### [Exercise aim]
Keep only the lines where "name" appears.
++++
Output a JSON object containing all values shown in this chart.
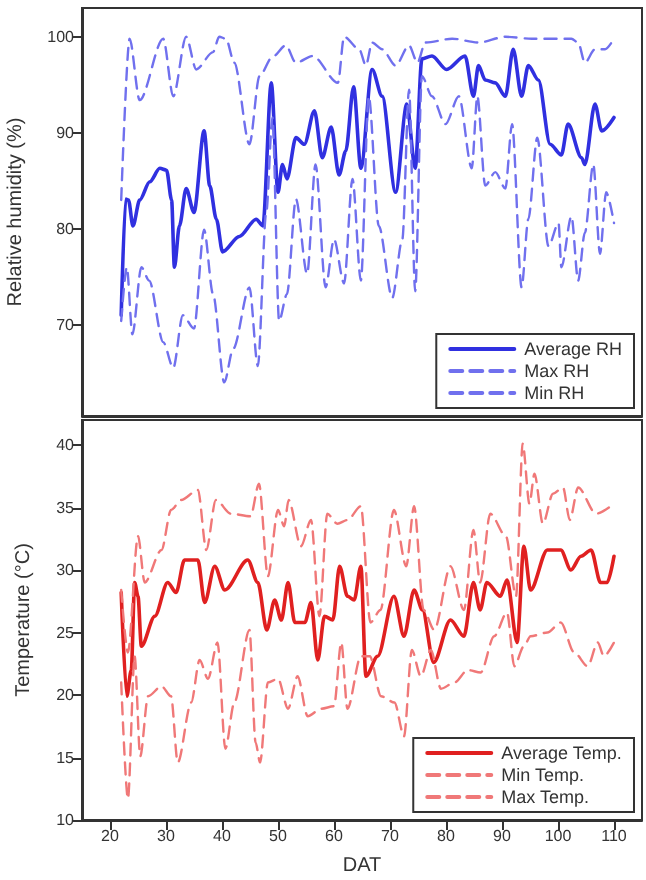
{
  "chart_data": [
    {
      "type": "line",
      "ylabel": "Relative humidity (%)",
      "xlim": [
        15,
        115
      ],
      "ylim": [
        60.5,
        103
      ],
      "yticks": [
        70,
        80,
        90,
        100
      ],
      "tick_labels": "y",
      "grid": false,
      "legend": "bottom right",
      "marker": "none",
      "series": [
        {
          "name": "Average RH",
          "color": "#3030e0",
          "line_style": "solid",
          "x": [
            22,
            22.8,
            23.3,
            24.1,
            25.3,
            27.1,
            28.9,
            30.1,
            31,
            31.5,
            32.4,
            33.6,
            35,
            36.8,
            37.8,
            39,
            40.1,
            43.1,
            46.1,
            47.3,
            48.8,
            50,
            50.8,
            51.6,
            53.2,
            54.7,
            56.5,
            57.9,
            59.5,
            60.9,
            62.1,
            63.5,
            64.8,
            66.8,
            68.6,
            71,
            73,
            74.5,
            75.7,
            77.5,
            80.1,
            83.4,
            84.9,
            85.8,
            87,
            88.8,
            90.6,
            92,
            93.5,
            94.7,
            96.5,
            98.6,
            100.6,
            101.8,
            104.2,
            104.8,
            106.6,
            107.8,
            110
          ],
          "values": [
            71,
            83.1,
            83,
            80.3,
            83,
            84.9,
            86.3,
            86.1,
            83,
            76,
            80.3,
            84.2,
            81.7,
            90.2,
            84.5,
            81,
            77.6,
            79.2,
            81,
            80.3,
            95.2,
            83.8,
            86.7,
            85.2,
            89.5,
            88.8,
            92.3,
            87.4,
            90.6,
            85.6,
            88.1,
            94.8,
            86.3,
            96.6,
            93.8,
            83.8,
            93,
            86.3,
            97.7,
            98,
            96.6,
            98,
            93.8,
            97,
            95.5,
            95.2,
            93.8,
            98.7,
            93.8,
            97,
            95.5,
            88.8,
            87.7,
            90.9,
            87.4,
            86.7,
            93,
            90.2,
            91.6
          ]
        },
        {
          "name": "Max RH",
          "color": "#7070ee",
          "line_style": "dashed",
          "x": [
            22,
            23.5,
            25.3,
            29.5,
            31.3,
            33.6,
            35.4,
            38.4,
            39.5,
            40.7,
            42.2,
            44.9,
            46.7,
            49,
            51.4,
            53.2,
            56.2,
            60.7,
            61.8,
            64.5,
            65.7,
            66.8,
            68.6,
            71,
            73.4,
            74.9,
            76.3,
            81.1,
            85.8,
            90.6,
            95.3,
            102.4,
            103.6,
            104.8,
            106.6,
            108.4,
            110
          ],
          "values": [
            83,
            99.8,
            93.4,
            99.8,
            93.8,
            100,
            96.6,
            98.4,
            100,
            99.8,
            97.3,
            88.8,
            95.9,
            97.9,
            99.1,
            97.3,
            98,
            95.2,
            100,
            98.7,
            97,
            99.4,
            98.7,
            97,
            99.1,
            97.3,
            99.4,
            99.8,
            99.4,
            100,
            99.8,
            99.8,
            99.4,
            97.3,
            98.7,
            98.7,
            99.8
          ]
        },
        {
          "name": "Min RH",
          "color": "#7070ee",
          "line_style": "dashed",
          "x": [
            22,
            23,
            24,
            25.6,
            27,
            29.5,
            31.3,
            33,
            35,
            36.8,
            38.4,
            40.4,
            42,
            44.9,
            46.4,
            47.9,
            49,
            50.2,
            51.6,
            53.2,
            55.2,
            56.7,
            58.5,
            60,
            61.8,
            63.3,
            64.8,
            66.2,
            68,
            70.4,
            72.2,
            73.4,
            74.5,
            75.7,
            77.5,
            79.9,
            82.3,
            84.6,
            85.6,
            87,
            88.8,
            90.6,
            91.8,
            93.5,
            94.7,
            96.3,
            98.3,
            100.1,
            100.6,
            102.4,
            103.6,
            104.8,
            106.3,
            107.5,
            108.6,
            110
          ],
          "values": [
            70.4,
            76,
            69,
            76,
            74.6,
            68.2,
            65.5,
            71,
            69.6,
            79.9,
            73.2,
            64,
            67.5,
            73.9,
            65.7,
            81.7,
            91.6,
            70.4,
            73.2,
            83.1,
            75.3,
            86.7,
            73.9,
            78.9,
            74.3,
            85.2,
            74.6,
            93.8,
            80.3,
            72.8,
            78.9,
            94.5,
            73.5,
            95.9,
            93.8,
            90.9,
            93.8,
            86.3,
            93.8,
            84.5,
            85.9,
            84.2,
            90.9,
            73.9,
            81,
            89.5,
            78.2,
            80.6,
            76,
            81.3,
            74.6,
            79.6,
            86.7,
            77.4,
            83.8,
            80.6
          ]
        }
      ]
    },
    {
      "type": "line",
      "xlabel": "DAT",
      "ylabel": "Temperature (°C)",
      "xlim": [
        15,
        115
      ],
      "xticks": [
        20,
        30,
        40,
        50,
        60,
        70,
        80,
        90,
        100,
        110
      ],
      "ylim": [
        10,
        42
      ],
      "yticks": [
        10,
        15,
        20,
        25,
        30,
        35,
        40
      ],
      "grid": false,
      "legend": "bottom right",
      "marker": "none",
      "series": [
        {
          "name": "Average Temp.",
          "color": "#e02020",
          "line_style": "solid",
          "x": [
            22,
            23,
            23.8,
            24.4,
            25,
            25.6,
            28,
            30.3,
            31.8,
            33.3,
            35.7,
            36.9,
            38.7,
            40.5,
            44.6,
            46.4,
            48,
            49.4,
            50.6,
            51.8,
            53,
            54.8,
            55.9,
            57.1,
            58.3,
            59.8,
            61,
            62.4,
            63.6,
            64.8,
            65.7,
            67.8,
            70.7,
            72.5,
            74.3,
            75.8,
            77.8,
            80.8,
            83.2,
            84.9,
            86.1,
            87.3,
            89.7,
            90.9,
            92.7,
            93.9,
            95.1,
            98.1,
            100.5,
            102.3,
            104.1,
            105.9,
            107.6,
            108.8,
            110
          ],
          "values": [
            28.2,
            19.9,
            22,
            29,
            27.9,
            23.9,
            26.3,
            29,
            28.2,
            30.8,
            30.8,
            27.4,
            30.3,
            28.4,
            30.8,
            29,
            25.2,
            27.6,
            26,
            29,
            25.8,
            25.8,
            27.4,
            22.8,
            26.3,
            26,
            30.3,
            27.9,
            27.6,
            30.3,
            21.5,
            23.1,
            27.9,
            24.7,
            28.4,
            26.8,
            22.6,
            26,
            24.7,
            29,
            26.8,
            29,
            27.9,
            29.2,
            24.2,
            31.9,
            28.4,
            31.6,
            31.6,
            30,
            31.1,
            31.6,
            29,
            29,
            31.1
          ]
        },
        {
          "name": "Min Temp.",
          "color": "#f07878",
          "line_style": "dashed",
          "x": [
            22,
            23.2,
            24.4,
            25.4,
            26.8,
            29.2,
            30.9,
            32.1,
            34.5,
            36,
            37.5,
            39.2,
            40.6,
            42.2,
            44.9,
            46,
            46.8,
            48.2,
            50,
            51.8,
            53.5,
            55.3,
            57.7,
            60,
            61.3,
            62.4,
            64.8,
            66.4,
            68.4,
            70.8,
            72.5,
            73.9,
            75.5,
            77.3,
            79.1,
            81.5,
            83.9,
            86.2,
            88.6,
            90.9,
            92.2,
            93.9,
            95.1,
            98.1,
            100.5,
            102.9,
            105.3,
            107.1,
            108.2,
            110
          ],
          "values": [
            21,
            11.7,
            23.1,
            15.1,
            19.9,
            20.7,
            19.9,
            14.6,
            19.4,
            22.8,
            21.3,
            24.2,
            15.7,
            19.4,
            25.2,
            16.2,
            14.6,
            21,
            21.3,
            18.9,
            21.5,
            18.3,
            18.9,
            19.1,
            24.2,
            18.9,
            23.1,
            23.1,
            19.9,
            19.4,
            16.7,
            23.6,
            21.5,
            23.6,
            20.5,
            21,
            22,
            21.8,
            24.7,
            26.6,
            22.3,
            23.9,
            24.7,
            25,
            25.8,
            23.4,
            22.3,
            24.2,
            23.1,
            24.2
          ]
        },
        {
          "name": "Max Temp.",
          "color": "#f07878",
          "line_style": "dashed",
          "x": [
            22,
            23.2,
            25,
            26.2,
            29.2,
            30.9,
            32.7,
            35.7,
            37.2,
            38.9,
            41.6,
            45.1,
            46.6,
            48.2,
            50,
            51.1,
            51.9,
            54.1,
            55.9,
            57.4,
            58.8,
            60.6,
            62.4,
            64.8,
            66.5,
            68.3,
            70.7,
            72.9,
            74.3,
            76,
            77.9,
            80.8,
            83.2,
            84.9,
            86.1,
            87.9,
            90.7,
            92.5,
            93.7,
            94.9,
            95.8,
            97.3,
            99.1,
            100.9,
            102.1,
            103.6,
            106.8,
            110
          ],
          "values": [
            28.4,
            23.4,
            32.7,
            29,
            31.6,
            34.8,
            35.6,
            36.4,
            31.6,
            35.6,
            34.5,
            34.3,
            36.9,
            29.5,
            34.8,
            33.5,
            35.6,
            31.9,
            34,
            26.3,
            34.5,
            33.7,
            34,
            35.1,
            25.8,
            26.8,
            34.8,
            30.3,
            35.1,
            26.8,
            25.2,
            30.3,
            26.8,
            33.2,
            29,
            34.5,
            32.7,
            27.9,
            40.1,
            35.3,
            37.7,
            33.7,
            36.1,
            36.6,
            34,
            36.6,
            34.5,
            35.3
          ]
        }
      ]
    }
  ]
}
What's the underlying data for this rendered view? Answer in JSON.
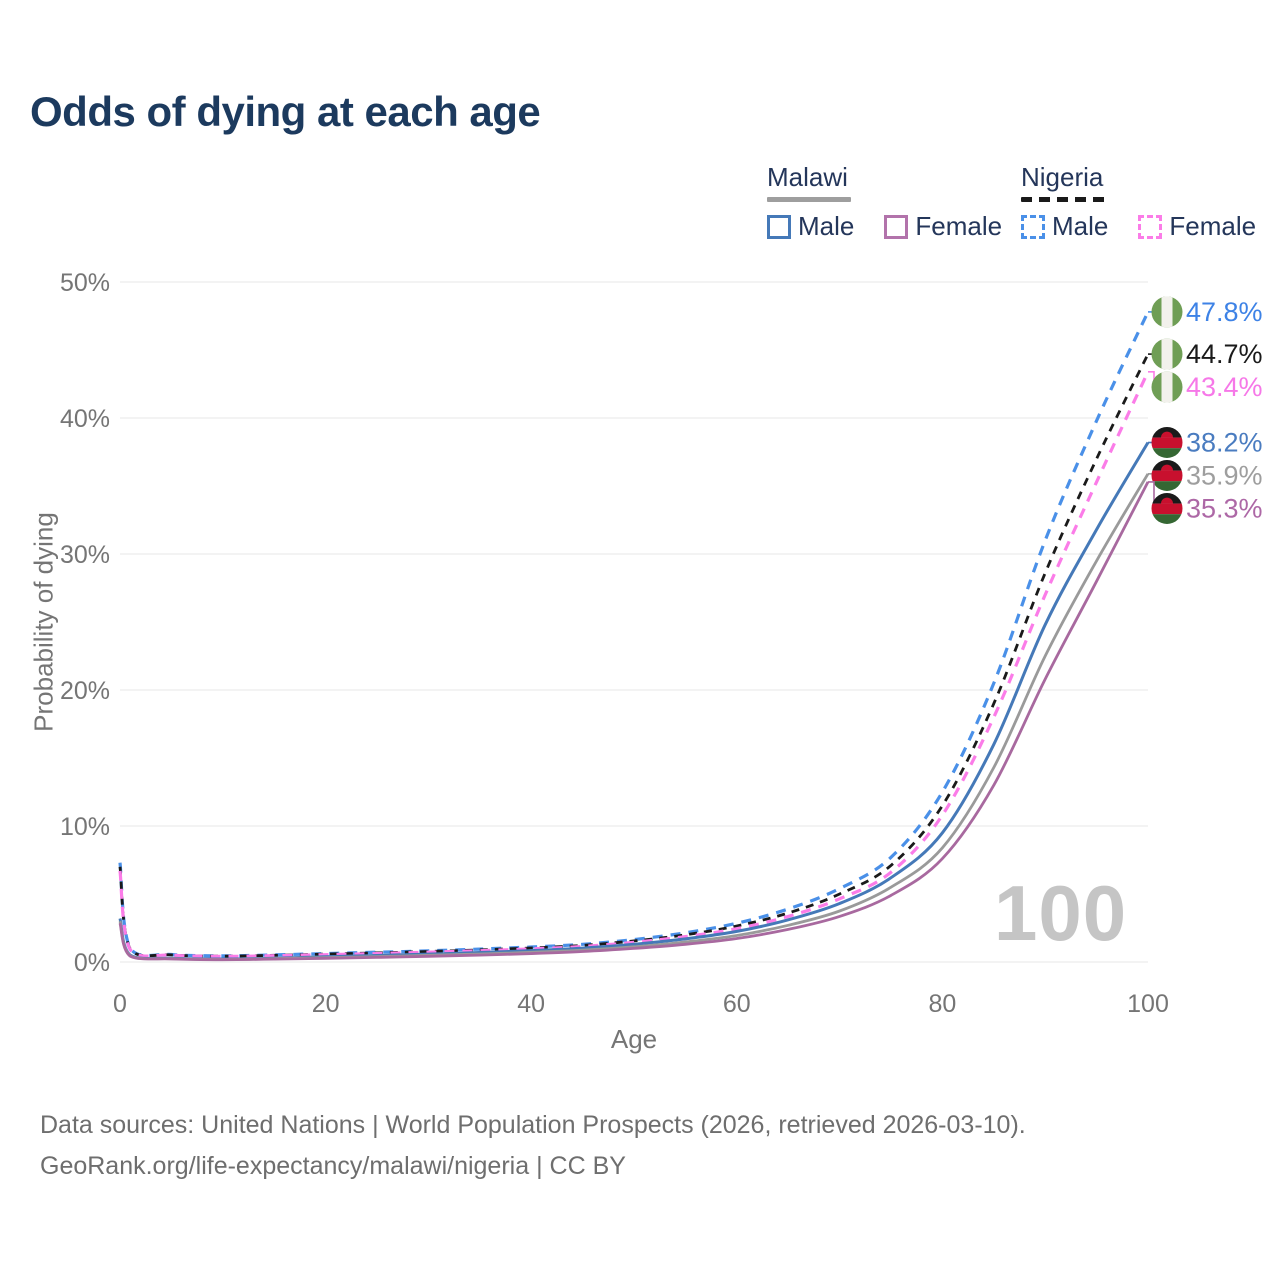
++++
### [Problem solution]
          "name": "Average RH",
          "name": "Max RH",
          "name": "Min RH",
          "name": "Average Temp.",
          "name": "Min Temp.",
          "name": "Max Temp.",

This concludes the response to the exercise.